-- EXERCISE OBJECTIVE --
Duplicate every line of these rows without any change, leaving out the pictures.

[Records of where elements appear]
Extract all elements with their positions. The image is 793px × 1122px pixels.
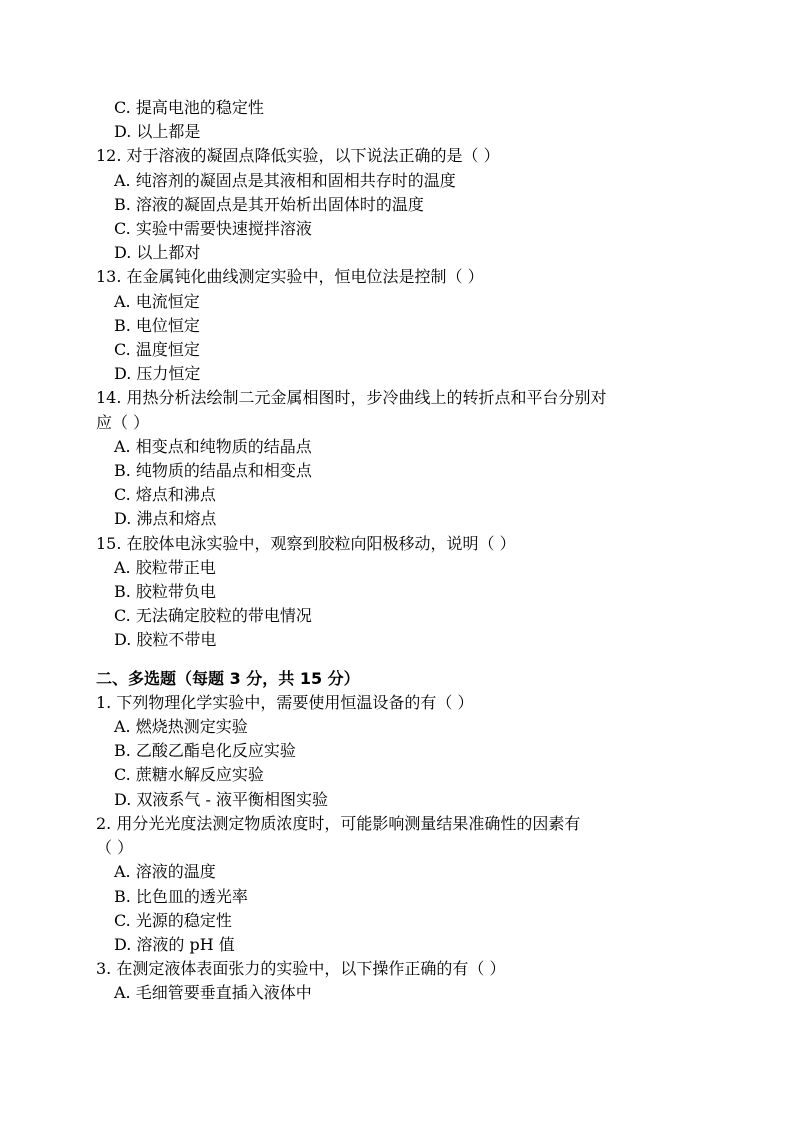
option-d: D. 以上都对: [114, 243, 201, 263]
option-q11-c: C. 提高电池的稳定性: [114, 98, 264, 117]
question-stem: 12. 对于溶液的凝固点降低实验，以下说法正确的是（ ）: [96, 146, 500, 166]
multi-question-1: [96, 691, 700, 812]
option-a: A. 胶粒带正电: [114, 557, 216, 577]
question-stem: 15. 在胶体电泳实验中，观察到胶粒向阳极移动，说明（ ）: [96, 533, 516, 553]
question-13: [96, 265, 700, 386]
option-a: A. 纯溶剂的凝固点是其液相和固相共存时的温度: [114, 170, 456, 190]
question-15: [96, 532, 700, 653]
section-heading-multi-choice: 二、多选题（每题 3 分，共 15 分）: [96, 668, 360, 688]
question-14: [96, 386, 700, 531]
option-b: B. 乙酸乙酯皂化反应实验: [114, 741, 296, 761]
option-d: D. 压力恒定: [114, 364, 201, 384]
page-content: [96, 96, 700, 1006]
option-c: C. 蔗糖水解反应实验: [114, 765, 264, 785]
option-c: C. 实验中需要快速搅拌溶液: [114, 219, 312, 239]
option-a: A. 相变点和纯物质的结晶点: [114, 436, 312, 456]
question-stem-line-2: （ ）: [96, 838, 134, 858]
option-b: B. 胶粒带负电: [114, 582, 216, 602]
option-a: A. 电流恒定: [114, 291, 200, 311]
question-12: [96, 144, 700, 265]
option-d: D. 溶液的 pH 值: [114, 934, 235, 954]
multi-question-3: [96, 957, 700, 1005]
question-stem: 3. 在测定液体表面张力的实验中，以下操作正确的有（ ）: [96, 959, 506, 979]
option-d: D. 沸点和熔点: [114, 509, 217, 529]
option-b: B. 纯物质的结晶点和相变点: [114, 461, 312, 481]
option-b: B. 电位恒定: [114, 315, 200, 335]
question-stem-line-1: 14. 用热分析法绘制二元金属相图时，步冷曲线上的转折点和平台分别对: [96, 388, 607, 408]
option-c: C. 熔点和沸点: [114, 485, 216, 505]
option-b: B. 比色皿的透光率: [114, 886, 248, 906]
option-c: C. 光源的稳定性: [114, 910, 232, 930]
option-a: A. 燃烧热测定实验: [114, 717, 248, 737]
question-stem: 1. 下列物理化学实验中，需要使用恒温设备的有（ ）: [96, 692, 474, 712]
multi-question-2: [96, 812, 700, 957]
option-d: D. 胶粒不带电: [114, 630, 217, 650]
option-a: A. 溶液的温度: [114, 862, 216, 882]
option-b: B. 溶液的凝固点是其开始析出固体时的温度: [114, 194, 424, 214]
option-c: C. 无法确定胶粒的带电情况: [114, 606, 312, 626]
question-stem: 13. 在金属钝化曲线测定实验中，恒电位法是控制（ ）: [96, 267, 484, 287]
option-q11-d: D. 以上都是: [114, 122, 201, 142]
question-stem-line-2: 应（ ）: [96, 412, 150, 432]
question-stem-line-1: 2. 用分光光度法测定物质浓度时，可能影响测量结果准确性的因素有: [96, 813, 581, 833]
option-d: D. 双液系气 - 液平衡相图实验: [114, 789, 329, 809]
option-a: A. 毛细管要垂直插入液体中: [114, 983, 312, 1003]
option-c: C. 温度恒定: [114, 340, 200, 360]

-- RESPONSE --
Extract all elements with their positions. The image is 793px × 1122px pixels.
option-d: D. 以上都对: [114, 243, 201, 263]
option-q11-c: C. 提高电池的稳定性: [114, 98, 264, 117]
question-stem: 12. 对于溶液的凝固点降低实验，以下说法正确的是（ ）: [96, 146, 500, 166]
multi-question-1: [96, 691, 700, 812]
option-a: A. 胶粒带正电: [114, 557, 216, 577]
question-stem: 15. 在胶体电泳实验中，观察到胶粒向阳极移动，说明（ ）: [96, 533, 516, 553]
question-13: [96, 265, 700, 386]
option-a: A. 纯溶剂的凝固点是其液相和固相共存时的温度: [114, 170, 456, 190]
question-15: [96, 532, 700, 653]
section-heading-multi-choice: 二、多选题（每题 3 分，共 15 分）: [96, 668, 360, 688]
question-14: [96, 386, 700, 531]
option-b: B. 乙酸乙酯皂化反应实验: [114, 741, 296, 761]
option-d: D. 压力恒定: [114, 364, 201, 384]
page-content: [96, 96, 700, 1006]
option-c: C. 蔗糖水解反应实验: [114, 765, 264, 785]
option-c: C. 实验中需要快速搅拌溶液: [114, 219, 312, 239]
option-a: A. 相变点和纯物质的结晶点: [114, 436, 312, 456]
question-stem-line-2: （ ）: [96, 838, 134, 858]
option-b: B. 胶粒带负电: [114, 582, 216, 602]
option-a: A. 电流恒定: [114, 291, 200, 311]
question-12: [96, 144, 700, 265]
option-d: D. 溶液的 pH 值: [114, 934, 235, 954]
multi-question-3: [96, 957, 700, 1005]
question-stem: 3. 在测定液体表面张力的实验中，以下操作正确的有（ ）: [96, 959, 506, 979]
option-d: D. 沸点和熔点: [114, 509, 217, 529]
option-b: B. 纯物质的结晶点和相变点: [114, 461, 312, 481]
option-b: B. 电位恒定: [114, 315, 200, 335]
question-stem-line-1: 14. 用热分析法绘制二元金属相图时，步冷曲线上的转折点和平台分别对: [96, 388, 607, 408]
option-c: C. 熔点和沸点: [114, 485, 216, 505]
option-b: B. 比色皿的透光率: [114, 886, 248, 906]
option-c: C. 光源的稳定性: [114, 910, 232, 930]
option-a: A. 燃烧热测定实验: [114, 717, 248, 737]
question-stem: 1. 下列物理化学实验中，需要使用恒温设备的有（ ）: [96, 692, 474, 712]
multi-question-2: [96, 812, 700, 957]
option-d: D. 胶粒不带电: [114, 630, 217, 650]
option-a: A. 溶液的温度: [114, 862, 216, 882]
option-b: B. 溶液的凝固点是其开始析出固体时的温度: [114, 194, 424, 214]
option-c: C. 无法确定胶粒的带电情况: [114, 606, 312, 626]
question-stem: 13. 在金属钝化曲线测定实验中，恒电位法是控制（ ）: [96, 267, 484, 287]
option-q11-d: D. 以上都是: [114, 122, 201, 142]
question-stem-line-2: 应（ ）: [96, 412, 150, 432]
question-stem-line-1: 2. 用分光光度法测定物质浓度时，可能影响测量结果准确性的因素有: [96, 813, 581, 833]
option-d: D. 双液系气 - 液平衡相图实验: [114, 789, 329, 809]
option-a: A. 毛细管要垂直插入液体中: [114, 983, 312, 1003]
option-c: C. 温度恒定: [114, 340, 200, 360]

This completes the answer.